▶ Goal
Transcribe the records in full, keeping every character as it is.
:: Data supplied
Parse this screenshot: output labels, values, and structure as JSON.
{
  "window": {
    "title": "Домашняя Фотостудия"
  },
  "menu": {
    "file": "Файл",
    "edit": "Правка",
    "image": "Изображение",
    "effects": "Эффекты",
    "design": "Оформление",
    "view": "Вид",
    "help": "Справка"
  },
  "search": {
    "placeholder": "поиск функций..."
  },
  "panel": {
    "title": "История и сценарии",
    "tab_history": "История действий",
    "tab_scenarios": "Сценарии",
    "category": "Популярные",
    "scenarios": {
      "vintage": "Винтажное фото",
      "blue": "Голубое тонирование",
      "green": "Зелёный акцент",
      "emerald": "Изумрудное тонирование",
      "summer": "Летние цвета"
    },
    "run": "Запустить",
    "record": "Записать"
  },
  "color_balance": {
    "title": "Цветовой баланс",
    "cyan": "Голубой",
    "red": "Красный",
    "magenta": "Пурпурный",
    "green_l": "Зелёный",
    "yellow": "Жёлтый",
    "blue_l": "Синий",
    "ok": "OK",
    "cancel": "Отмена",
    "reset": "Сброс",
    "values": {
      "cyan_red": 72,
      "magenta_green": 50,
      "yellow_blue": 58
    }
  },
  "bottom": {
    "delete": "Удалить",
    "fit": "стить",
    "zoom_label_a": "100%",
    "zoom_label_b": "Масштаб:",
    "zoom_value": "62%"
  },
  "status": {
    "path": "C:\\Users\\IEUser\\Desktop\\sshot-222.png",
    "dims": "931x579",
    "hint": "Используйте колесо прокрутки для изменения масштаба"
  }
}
::::
▶ Response below
Parse this screenshot: output labels, values, and structure as JSON.
{
  "window": {
    "title": "Домашняя Фотостудия"
  },
  "menu": {
    "file": "Файл",
    "edit": "Правка",
    "image": "Изображение",
    "effects": "Эффекты",
    "design": "Оформление",
    "view": "Вид",
    "help": "Справка"
  },
  "search": {
    "placeholder": "поиск функций..."
  },
  "panel": {
    "title": "История и сценарии",
    "tab_history": "История действий",
    "tab_scenarios": "Сценарии",
    "category": "Популярные",
    "scenarios": {
      "vintage": "Винтажное фото",
      "blue": "Голубое тонирование",
      "green": "Зелёный акцент",
      "emerald": "Изумрудное тонирование",
      "summer": "Летние цвета"
    },
    "run": "Запустить",
    "record": "Записать"
  },
  "color_balance": {
    "title": "Цветовой баланс",
    "cyan": "Голубой",
    "red": "Красный",
    "magenta": "Пурпурный",
    "green_l": "Зелёный",
    "yellow": "Жёлтый",
    "blue_l": "Синий",
    "ok": "OK",
    "cancel": "Отмена",
    "reset": "Сброс",
    "values": {
      "cyan_red": 72,
      "magenta_green": 50,
      "yellow_blue": 58
    }
  },
  "bottom": {
    "delete": "Удалить",
    "fit": "стить",
    "zoom_label_a": "100%",
    "zoom_label_b": "Масштаб:",
    "zoom_value": "62%"
  },
  "status": {
    "path": "C:\\Users\\IEUser\\Desktop\\sshot-222.png",
    "dims": "931x579",
    "hint": "Используйте колесо прокрутки для изменения масштаба"
  }
}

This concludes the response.